● DATA RECORDS:

_____

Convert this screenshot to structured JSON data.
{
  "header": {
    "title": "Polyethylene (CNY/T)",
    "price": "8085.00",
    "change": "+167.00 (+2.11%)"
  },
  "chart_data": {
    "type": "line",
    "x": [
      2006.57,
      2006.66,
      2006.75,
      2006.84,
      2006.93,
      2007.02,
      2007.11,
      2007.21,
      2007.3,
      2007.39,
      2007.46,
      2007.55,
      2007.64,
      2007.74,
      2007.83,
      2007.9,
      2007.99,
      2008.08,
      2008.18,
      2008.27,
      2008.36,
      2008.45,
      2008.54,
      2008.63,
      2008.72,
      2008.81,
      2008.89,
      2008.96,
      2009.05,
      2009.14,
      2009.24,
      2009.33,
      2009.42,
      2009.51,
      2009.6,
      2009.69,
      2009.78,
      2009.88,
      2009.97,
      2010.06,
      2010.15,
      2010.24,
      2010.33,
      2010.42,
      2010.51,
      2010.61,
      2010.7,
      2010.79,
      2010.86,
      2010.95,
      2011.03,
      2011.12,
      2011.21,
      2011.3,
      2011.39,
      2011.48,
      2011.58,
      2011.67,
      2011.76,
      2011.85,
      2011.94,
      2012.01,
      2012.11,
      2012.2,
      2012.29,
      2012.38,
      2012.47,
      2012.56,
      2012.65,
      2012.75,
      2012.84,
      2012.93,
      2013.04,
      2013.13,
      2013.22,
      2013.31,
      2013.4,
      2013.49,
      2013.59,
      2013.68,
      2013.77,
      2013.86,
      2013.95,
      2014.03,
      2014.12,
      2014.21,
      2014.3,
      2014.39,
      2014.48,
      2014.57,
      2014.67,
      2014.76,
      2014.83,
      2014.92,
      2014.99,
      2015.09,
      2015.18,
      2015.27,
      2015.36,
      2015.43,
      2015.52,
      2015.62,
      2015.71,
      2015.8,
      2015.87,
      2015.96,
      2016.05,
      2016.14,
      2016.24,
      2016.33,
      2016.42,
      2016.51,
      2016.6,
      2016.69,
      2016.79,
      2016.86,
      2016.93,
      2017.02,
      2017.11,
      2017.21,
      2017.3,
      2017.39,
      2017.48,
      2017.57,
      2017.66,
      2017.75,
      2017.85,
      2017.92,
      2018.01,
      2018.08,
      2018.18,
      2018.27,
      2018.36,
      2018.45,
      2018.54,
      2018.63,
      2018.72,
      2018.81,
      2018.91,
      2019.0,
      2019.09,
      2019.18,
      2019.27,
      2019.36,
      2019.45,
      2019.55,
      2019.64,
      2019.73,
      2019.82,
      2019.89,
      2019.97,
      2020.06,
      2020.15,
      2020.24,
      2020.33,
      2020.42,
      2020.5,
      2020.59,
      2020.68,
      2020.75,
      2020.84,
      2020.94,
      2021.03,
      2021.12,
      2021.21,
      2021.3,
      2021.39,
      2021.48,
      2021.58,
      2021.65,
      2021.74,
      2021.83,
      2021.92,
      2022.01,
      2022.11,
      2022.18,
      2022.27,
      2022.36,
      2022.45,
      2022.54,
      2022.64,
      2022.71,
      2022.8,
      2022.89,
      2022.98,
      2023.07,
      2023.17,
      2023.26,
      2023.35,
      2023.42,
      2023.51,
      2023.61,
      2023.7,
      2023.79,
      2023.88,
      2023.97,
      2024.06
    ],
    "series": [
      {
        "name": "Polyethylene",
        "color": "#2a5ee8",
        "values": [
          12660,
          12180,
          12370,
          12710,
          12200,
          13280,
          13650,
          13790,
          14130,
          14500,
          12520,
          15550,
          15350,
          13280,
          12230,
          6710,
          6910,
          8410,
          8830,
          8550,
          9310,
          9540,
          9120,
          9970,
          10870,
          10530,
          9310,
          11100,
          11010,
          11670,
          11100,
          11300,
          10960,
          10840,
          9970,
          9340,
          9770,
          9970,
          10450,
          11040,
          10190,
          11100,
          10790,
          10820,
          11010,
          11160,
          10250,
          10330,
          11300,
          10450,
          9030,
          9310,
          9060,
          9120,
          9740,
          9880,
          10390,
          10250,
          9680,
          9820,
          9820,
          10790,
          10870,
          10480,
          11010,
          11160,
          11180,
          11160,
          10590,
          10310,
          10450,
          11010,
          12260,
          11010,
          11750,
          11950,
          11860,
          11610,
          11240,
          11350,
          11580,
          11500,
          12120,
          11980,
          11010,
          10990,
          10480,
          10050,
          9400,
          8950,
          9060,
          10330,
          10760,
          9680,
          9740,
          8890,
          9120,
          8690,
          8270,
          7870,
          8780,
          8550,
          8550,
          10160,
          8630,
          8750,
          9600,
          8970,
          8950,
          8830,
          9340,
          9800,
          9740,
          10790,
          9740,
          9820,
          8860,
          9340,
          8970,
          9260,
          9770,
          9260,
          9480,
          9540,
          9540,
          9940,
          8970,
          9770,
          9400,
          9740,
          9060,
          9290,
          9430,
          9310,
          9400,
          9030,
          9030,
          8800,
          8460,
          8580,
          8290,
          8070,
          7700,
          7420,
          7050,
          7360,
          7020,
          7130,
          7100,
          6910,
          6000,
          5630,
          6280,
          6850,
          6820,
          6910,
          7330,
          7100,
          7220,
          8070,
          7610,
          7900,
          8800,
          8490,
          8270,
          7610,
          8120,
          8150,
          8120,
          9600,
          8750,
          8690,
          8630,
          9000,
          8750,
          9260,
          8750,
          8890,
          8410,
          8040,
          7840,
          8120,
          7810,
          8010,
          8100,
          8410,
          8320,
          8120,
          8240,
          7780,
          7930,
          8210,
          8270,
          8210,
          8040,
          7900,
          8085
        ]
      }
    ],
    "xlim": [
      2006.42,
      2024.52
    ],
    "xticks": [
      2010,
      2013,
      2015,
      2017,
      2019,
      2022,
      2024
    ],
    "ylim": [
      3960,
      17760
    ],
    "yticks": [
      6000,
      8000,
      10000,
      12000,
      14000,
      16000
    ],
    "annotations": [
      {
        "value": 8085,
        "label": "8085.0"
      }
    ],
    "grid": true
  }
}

_____

Repeat all of the records above exactly as they appear.

Convert this screenshot to structured JSON data.
{
  "header": {
    "title": "Polyethylene (CNY/T)",
    "price": "8085.00",
    "change": "+167.00 (+2.11%)"
  },
  "chart_data": {
    "type": "line",
    "x": [
      2006.57,
      2006.66,
      2006.75,
      2006.84,
      2006.93,
      2007.02,
      2007.11,
      2007.21,
      2007.3,
      2007.39,
      2007.46,
      2007.55,
      2007.64,
      2007.74,
      2007.83,
      2007.9,
      2007.99,
      2008.08,
      2008.18,
      2008.27,
      2008.36,
      2008.45,
      2008.54,
      2008.63,
      2008.72,
      2008.81,
      2008.89,
      2008.96,
      2009.05,
      2009.14,
      2009.24,
      2009.33,
      2009.42,
      2009.51,
      2009.6,
      2009.69,
      2009.78,
      2009.88,
      2009.97,
      2010.06,
      2010.15,
      2010.24,
      2010.33,
      2010.42,
      2010.51,
      2010.61,
      2010.7,
      2010.79,
      2010.86,
      2010.95,
      2011.03,
      2011.12,
      2011.21,
      2011.3,
      2011.39,
      2011.48,
      2011.58,
      2011.67,
      2011.76,
      2011.85,
      2011.94,
      2012.01,
      2012.11,
      2012.2,
      2012.29,
      2012.38,
      2012.47,
      2012.56,
      2012.65,
      2012.75,
      2012.84,
      2012.93,
      2013.04,
      2013.13,
      2013.22,
      2013.31,
      2013.4,
      2013.49,
      2013.59,
      2013.68,
      2013.77,
      2013.86,
      2013.95,
      2014.03,
      2014.12,
      2014.21,
      2014.3,
      2014.39,
      2014.48,
      2014.57,
      2014.67,
      2014.76,
      2014.83,
      2014.92,
      2014.99,
      2015.09,
      2015.18,
      2015.27,
      2015.36,
      2015.43,
      2015.52,
      2015.62,
      2015.71,
      2015.8,
      2015.87,
      2015.96,
      2016.05,
      2016.14,
      2016.24,
      2016.33,
      2016.42,
      2016.51,
      2016.6,
      2016.69,
      2016.79,
      2016.86,
      2016.93,
      2017.02,
      2017.11,
      2017.21,
      2017.3,
      2017.39,
      2017.48,
      2017.57,
      2017.66,
      2017.75,
      2017.85,
      2017.92,
      2018.01,
      2018.08,
      2018.18,
      2018.27,
      2018.36,
      2018.45,
      2018.54,
      2018.63,
      2018.72,
      2018.81,
      2018.91,
      2019.0,
      2019.09,
      2019.18,
      2019.27,
      2019.36,
      2019.45,
      2019.55,
      2019.64,
      2019.73,
      2019.82,
      2019.89,
      2019.97,
      2020.06,
      2020.15,
      2020.24,
      2020.33,
      2020.42,
      2020.5,
      2020.59,
      2020.68,
      2020.75,
      2020.84,
      2020.94,
      2021.03,
      2021.12,
      2021.21,
      2021.3,
      2021.39,
      2021.48,
      2021.58,
      2021.65,
      2021.74,
      2021.83,
      2021.92,
      2022.01,
      2022.11,
      2022.18,
      2022.27,
      2022.36,
      2022.45,
      2022.54,
      2022.64,
      2022.71,
      2022.8,
      2022.89,
      2022.98,
      2023.07,
      2023.17,
      2023.26,
      2023.35,
      2023.42,
      2023.51,
      2023.61,
      2023.7,
      2023.79,
      2023.88,
      2023.97,
      2024.06
    ],
    "series": [
      {
        "name": "Polyethylene",
        "color": "#2a5ee8",
        "values": [
          12660,
          12180,
          12370,
          12710,
          12200,
          13280,
          13650,
          13790,
          14130,
          14500,
          12520,
          15550,
          15350,
          13280,
          12230,
          6710,
          6910,
          8410,
          8830,
          8550,
          9310,
          9540,
          9120,
          9970,
          10870,
          10530,
          9310,
          11100,
          11010,
          11670,
          11100,
          11300,
          10960,
          10840,
          9970,
          9340,
          9770,
          9970,
          10450,
          11040,
          10190,
          11100,
          10790,
          10820,
          11010,
          11160,
          10250,
          10330,
          11300,
          10450,
          9030,
          9310,
          9060,
          9120,
          9740,
          9880,
          10390,
          10250,
          9680,
          9820,
          9820,
          10790,
          10870,
          10480,
          11010,
          11160,
          11180,
          11160,
          10590,
          10310,
          10450,
          11010,
          12260,
          11010,
          11750,
          11950,
          11860,
          11610,
          11240,
          11350,
          11580,
          11500,
          12120,
          11980,
          11010,
          10990,
          10480,
          10050,
          9400,
          8950,
          9060,
          10330,
          10760,
          9680,
          9740,
          8890,
          9120,
          8690,
          8270,
          7870,
          8780,
          8550,
          8550,
          10160,
          8630,
          8750,
          9600,
          8970,
          8950,
          8830,
          9340,
          9800,
          9740,
          10790,
          9740,
          9820,
          8860,
          9340,
          8970,
          9260,
          9770,
          9260,
          9480,
          9540,
          9540,
          9940,
          8970,
          9770,
          9400,
          9740,
          9060,
          9290,
          9430,
          9310,
          9400,
          9030,
          9030,
          8800,
          8460,
          8580,
          8290,
          8070,
          7700,
          7420,
          7050,
          7360,
          7020,
          7130,
          7100,
          6910,
          6000,
          5630,
          6280,
          6850,
          6820,
          6910,
          7330,
          7100,
          7220,
          8070,
          7610,
          7900,
          8800,
          8490,
          8270,
          7610,
          8120,
          8150,
          8120,
          9600,
          8750,
          8690,
          8630,
          9000,
          8750,
          9260,
          8750,
          8890,
          8410,
          8040,
          7840,
          8120,
          7810,
          8010,
          8100,
          8410,
          8320,
          8120,
          8240,
          7780,
          7930,
          8210,
          8270,
          8210,
          8040,
          7900,
          8085
        ]
      }
    ],
    "xlim": [
      2006.42,
      2024.52
    ],
    "xticks": [
      2010,
      2013,
      2015,
      2017,
      2019,
      2022,
      2024
    ],
    "ylim": [
      3960,
      17760
    ],
    "yticks": [
      6000,
      8000,
      10000,
      12000,
      14000,
      16000
    ],
    "annotations": [
      {
        "value": 8085,
        "label": "8085.0"
      }
    ],
    "grid": true
  }
}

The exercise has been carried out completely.